— Begin —

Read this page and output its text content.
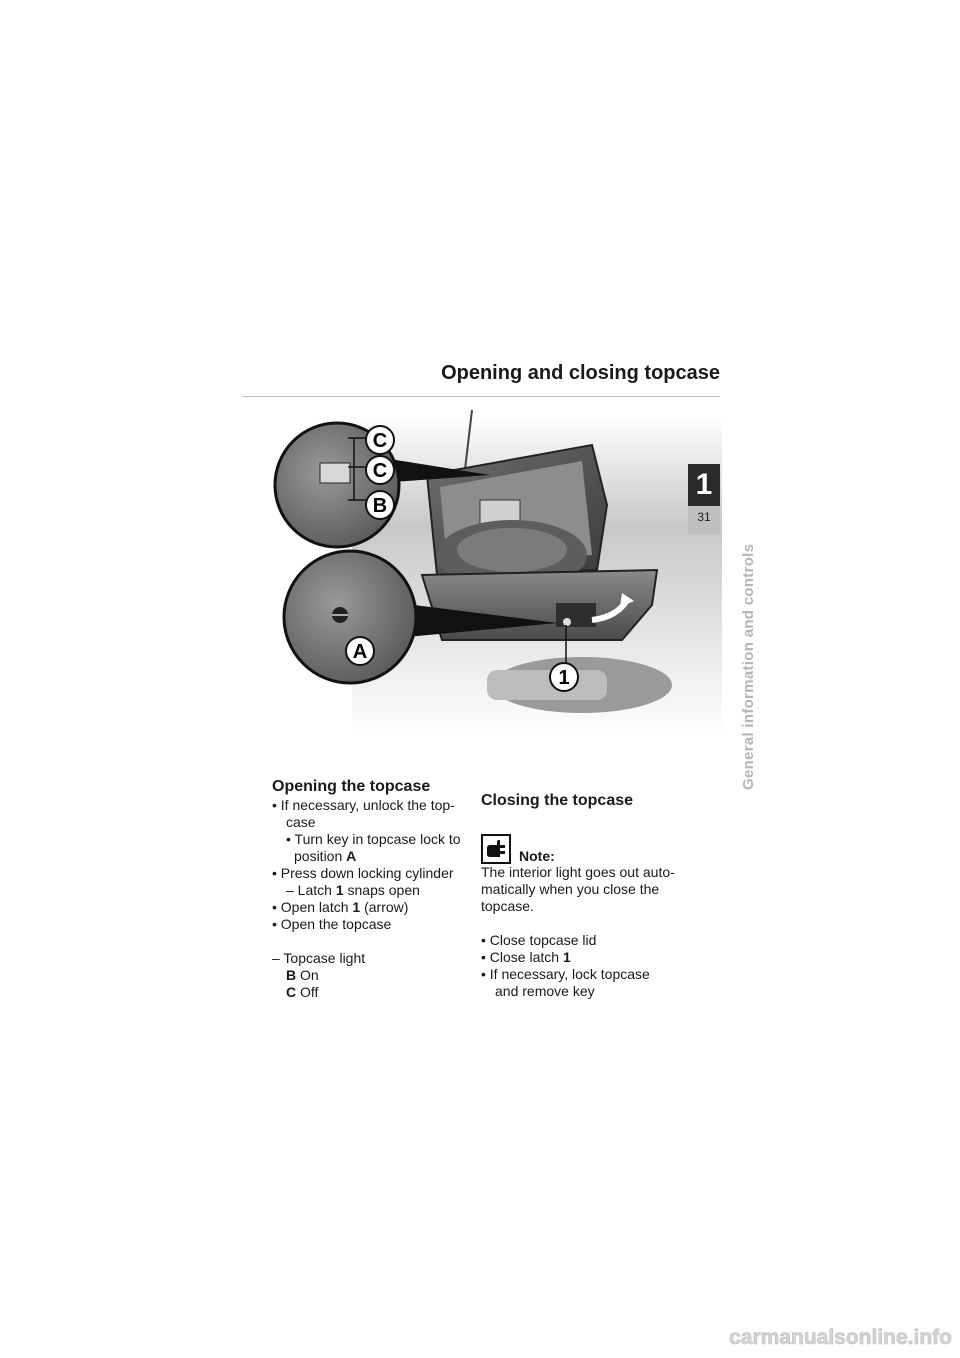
Opening and closing topcase
C
C
B
A
1
1
31
General information and controls
Opening the topcase

• If necessary, unlock the top-

case

• Turn key in topcase lock to

position A

• Press down locking cylinder

– Latch 1 snaps open

• Open latch 1 (arrow)

• Open the topcase

– Topcase light

B On

C Off

Closing the topcase
Note:

The interior light goes out auto-

matically when you close the

topcase.

• Close topcase lid

• Close latch 1

• If necessary, lock topcase

and remove key

carmanualsonline.info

— End —

## What you are asked to do
Look back over the material above and state how many lines hold the word "necessary". Write the number and nothing else.

## Task answer
2